═════ Document extract
The Mesos development roadmap can roughly be separated into 3 main areas:

  1. Building a community and promoting adoption
  2. Core Mesos development
  3. Mesos Application development

1. Growing a development community and promoting adoption

  1. Migrate into Apache Incubator (see the incubator proposal)
    1. Migrate issues from github issues into JIRA
  2. Documentation management and organization

2. Core Mesos (e.g. scheduling, resource management, etc.)

  1. More advanced allocation modules that implement the following functionality
    1. Resource revocation
    2. Resource inheritance, hierarchical scheduling
    3. A Mesos Service Level Objective
    4. Scheduling based on history
  2. Migrate to ProtocolBuffers as the serialization format (under development at Twitter)
  3. User authentication
  4. Mesos application debugging support
    1. More advanced User Interface and Event History (i.e. logging) - See issue #143 for more details.
  5. Testing infrastructure, and more tests!

3. Mesos applications

This category of future work is probably the most important! Technically speaking, a mesos application is defined as a mesos scheduler plus a mesos executor. Practically speaking, applications can serve many purposes. These can be broken down into a few categories.

3.1 Applications providing cluster OS functionality (e.g. storage, synchronization, naming...)

The core of Mesos has been designed using the same philosophy behind traditional Microkernel operating systems. This means that the core of Mesos (the kernel, if you will) provides a minimal set of low-level abstractions for cluster resources (see Mesos Architecture for an introduction to the resource offer abstraction). This, in turn means that higher level abstractions (analogous to the filesystem, memory sharing, etc. in traditional operating systems, as well as some abstractions that have no analog in traditional single node operating systems such as DNS).

those which are primarily intended to be used by other applications (as opposed to being used by human users). They can be seen as operating system modules that implement functionality in the form of services.

  1. Meta Framework Development (under development at Berkeley, and also at Twitter)
    1. Allow users to submit a job (specifying their resource constraints) and have the job wait in a queue until the resources are acquired (the Application Scheduler translates those constraints into accepting or rejecting resource offers)
  2. Slave data storage/caching services (a generalization of MapReduce's map output server)
  3. Distributed file systems, like HDFS
  4. Further Hypertable integration
  5. Mesos package management application (i.e. the “apt-get” of the cluster... apt-get install hadoop-0.20.0)
══════════
**Work order:**
Print the part of the Mesos roadmap starting at "2. Core Mesos (e.g." and ending at "development at Twitter)". Nothing in the listing is needed here.
═════ Listed records
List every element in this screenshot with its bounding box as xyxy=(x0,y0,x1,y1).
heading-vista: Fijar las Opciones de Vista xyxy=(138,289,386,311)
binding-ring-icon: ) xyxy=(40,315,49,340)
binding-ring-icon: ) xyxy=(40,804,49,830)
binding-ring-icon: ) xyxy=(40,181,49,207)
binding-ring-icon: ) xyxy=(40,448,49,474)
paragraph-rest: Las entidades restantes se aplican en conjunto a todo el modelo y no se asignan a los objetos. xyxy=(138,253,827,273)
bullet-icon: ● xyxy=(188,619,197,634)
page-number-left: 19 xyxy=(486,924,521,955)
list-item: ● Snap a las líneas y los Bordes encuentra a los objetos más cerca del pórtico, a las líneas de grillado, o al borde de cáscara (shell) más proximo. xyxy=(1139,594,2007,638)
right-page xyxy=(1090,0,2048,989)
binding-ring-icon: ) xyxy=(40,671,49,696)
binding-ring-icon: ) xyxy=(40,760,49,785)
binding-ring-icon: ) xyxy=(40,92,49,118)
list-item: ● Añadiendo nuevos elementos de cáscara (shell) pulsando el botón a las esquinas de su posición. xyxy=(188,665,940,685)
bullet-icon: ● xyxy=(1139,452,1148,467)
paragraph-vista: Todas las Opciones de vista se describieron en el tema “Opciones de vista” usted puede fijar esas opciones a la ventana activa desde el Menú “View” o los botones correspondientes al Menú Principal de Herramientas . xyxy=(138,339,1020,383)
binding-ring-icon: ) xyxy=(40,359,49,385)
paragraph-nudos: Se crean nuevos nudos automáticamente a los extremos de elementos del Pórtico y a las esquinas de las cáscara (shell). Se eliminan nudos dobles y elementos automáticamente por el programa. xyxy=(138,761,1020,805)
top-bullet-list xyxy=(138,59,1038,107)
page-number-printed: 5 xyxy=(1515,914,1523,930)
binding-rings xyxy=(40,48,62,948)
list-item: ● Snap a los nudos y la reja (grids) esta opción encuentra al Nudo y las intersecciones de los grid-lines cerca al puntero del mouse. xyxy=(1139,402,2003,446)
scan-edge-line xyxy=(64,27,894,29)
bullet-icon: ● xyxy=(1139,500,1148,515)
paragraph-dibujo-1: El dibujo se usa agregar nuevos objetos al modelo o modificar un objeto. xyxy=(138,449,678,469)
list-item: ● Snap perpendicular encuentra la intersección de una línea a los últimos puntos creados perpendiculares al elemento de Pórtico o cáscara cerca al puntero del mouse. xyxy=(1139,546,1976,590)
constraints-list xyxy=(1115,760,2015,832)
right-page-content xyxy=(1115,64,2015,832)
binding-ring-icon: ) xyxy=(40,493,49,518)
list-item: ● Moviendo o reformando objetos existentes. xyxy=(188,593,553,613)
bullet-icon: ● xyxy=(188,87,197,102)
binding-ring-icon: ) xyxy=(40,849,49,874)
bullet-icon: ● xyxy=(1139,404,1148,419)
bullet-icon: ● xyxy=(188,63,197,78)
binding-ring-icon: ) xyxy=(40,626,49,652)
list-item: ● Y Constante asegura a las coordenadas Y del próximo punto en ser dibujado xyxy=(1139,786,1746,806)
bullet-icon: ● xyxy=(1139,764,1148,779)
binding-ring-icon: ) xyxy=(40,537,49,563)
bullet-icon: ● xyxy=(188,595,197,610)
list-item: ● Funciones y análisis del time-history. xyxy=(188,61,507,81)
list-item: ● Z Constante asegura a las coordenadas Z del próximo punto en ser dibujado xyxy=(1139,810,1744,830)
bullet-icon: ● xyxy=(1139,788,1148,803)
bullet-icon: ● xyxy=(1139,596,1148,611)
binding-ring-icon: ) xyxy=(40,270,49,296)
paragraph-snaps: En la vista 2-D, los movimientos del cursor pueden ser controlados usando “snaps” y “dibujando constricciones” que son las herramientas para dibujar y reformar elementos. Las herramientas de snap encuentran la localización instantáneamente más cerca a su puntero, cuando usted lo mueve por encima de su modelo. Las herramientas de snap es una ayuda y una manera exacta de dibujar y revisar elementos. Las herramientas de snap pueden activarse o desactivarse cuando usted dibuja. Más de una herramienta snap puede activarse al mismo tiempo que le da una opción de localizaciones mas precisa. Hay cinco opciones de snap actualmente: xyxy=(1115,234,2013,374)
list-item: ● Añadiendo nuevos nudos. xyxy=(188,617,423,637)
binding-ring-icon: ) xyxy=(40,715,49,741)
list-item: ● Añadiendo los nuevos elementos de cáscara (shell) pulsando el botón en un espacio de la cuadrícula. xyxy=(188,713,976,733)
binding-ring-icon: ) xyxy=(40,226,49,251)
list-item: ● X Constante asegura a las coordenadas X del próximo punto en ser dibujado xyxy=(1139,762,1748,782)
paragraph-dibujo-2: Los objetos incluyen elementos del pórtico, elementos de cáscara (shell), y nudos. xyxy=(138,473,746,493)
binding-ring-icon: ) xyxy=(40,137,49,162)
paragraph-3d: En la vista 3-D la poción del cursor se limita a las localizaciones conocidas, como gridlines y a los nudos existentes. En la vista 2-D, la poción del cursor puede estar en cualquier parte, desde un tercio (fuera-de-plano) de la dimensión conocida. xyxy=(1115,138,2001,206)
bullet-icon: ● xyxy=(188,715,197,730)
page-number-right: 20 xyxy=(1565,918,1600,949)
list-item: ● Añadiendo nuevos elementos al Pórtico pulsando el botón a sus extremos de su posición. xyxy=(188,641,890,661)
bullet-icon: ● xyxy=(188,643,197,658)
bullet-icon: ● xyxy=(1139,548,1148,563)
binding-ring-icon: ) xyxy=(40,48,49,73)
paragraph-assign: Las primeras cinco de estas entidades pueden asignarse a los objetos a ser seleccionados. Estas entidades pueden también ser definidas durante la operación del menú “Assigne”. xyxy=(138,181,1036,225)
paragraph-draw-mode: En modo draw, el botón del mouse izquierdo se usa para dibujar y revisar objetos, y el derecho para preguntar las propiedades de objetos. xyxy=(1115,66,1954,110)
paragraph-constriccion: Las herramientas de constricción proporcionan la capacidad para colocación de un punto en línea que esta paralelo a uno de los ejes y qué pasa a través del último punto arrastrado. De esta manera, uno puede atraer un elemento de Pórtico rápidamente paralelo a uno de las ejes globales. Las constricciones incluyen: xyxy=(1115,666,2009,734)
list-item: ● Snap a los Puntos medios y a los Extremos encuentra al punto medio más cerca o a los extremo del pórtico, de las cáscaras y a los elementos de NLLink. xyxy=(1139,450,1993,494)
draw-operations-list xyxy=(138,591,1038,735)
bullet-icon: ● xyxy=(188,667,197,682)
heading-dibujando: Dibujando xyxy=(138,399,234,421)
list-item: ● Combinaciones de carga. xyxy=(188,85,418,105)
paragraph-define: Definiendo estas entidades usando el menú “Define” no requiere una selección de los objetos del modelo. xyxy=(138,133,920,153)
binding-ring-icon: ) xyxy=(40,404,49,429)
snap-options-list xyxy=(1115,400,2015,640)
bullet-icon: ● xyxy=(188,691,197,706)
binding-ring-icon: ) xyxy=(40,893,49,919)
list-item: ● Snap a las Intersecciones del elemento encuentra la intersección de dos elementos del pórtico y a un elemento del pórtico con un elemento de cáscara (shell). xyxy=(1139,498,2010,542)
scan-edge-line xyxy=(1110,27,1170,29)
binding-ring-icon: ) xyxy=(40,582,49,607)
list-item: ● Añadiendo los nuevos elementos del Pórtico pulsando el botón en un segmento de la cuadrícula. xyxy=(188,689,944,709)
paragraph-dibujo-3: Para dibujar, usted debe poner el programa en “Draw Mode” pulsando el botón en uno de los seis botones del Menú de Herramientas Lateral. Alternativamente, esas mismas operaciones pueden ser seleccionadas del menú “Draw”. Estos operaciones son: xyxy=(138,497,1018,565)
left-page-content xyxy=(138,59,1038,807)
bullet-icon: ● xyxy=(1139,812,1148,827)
══════════
**Solution to this problem:**
2. Core Mesos (e.g. scheduling, resource management, etc.)

  1. More advanced allocation modules that implement the following functionality
    1. Resource revocation
    2. Resource inheritance, hierarchical scheduling
    3. A Mesos Service Level Objective
    4. Scheduling based on history
  2. Migrate to ProtocolBuffers as the serialization format (under development at Twitter)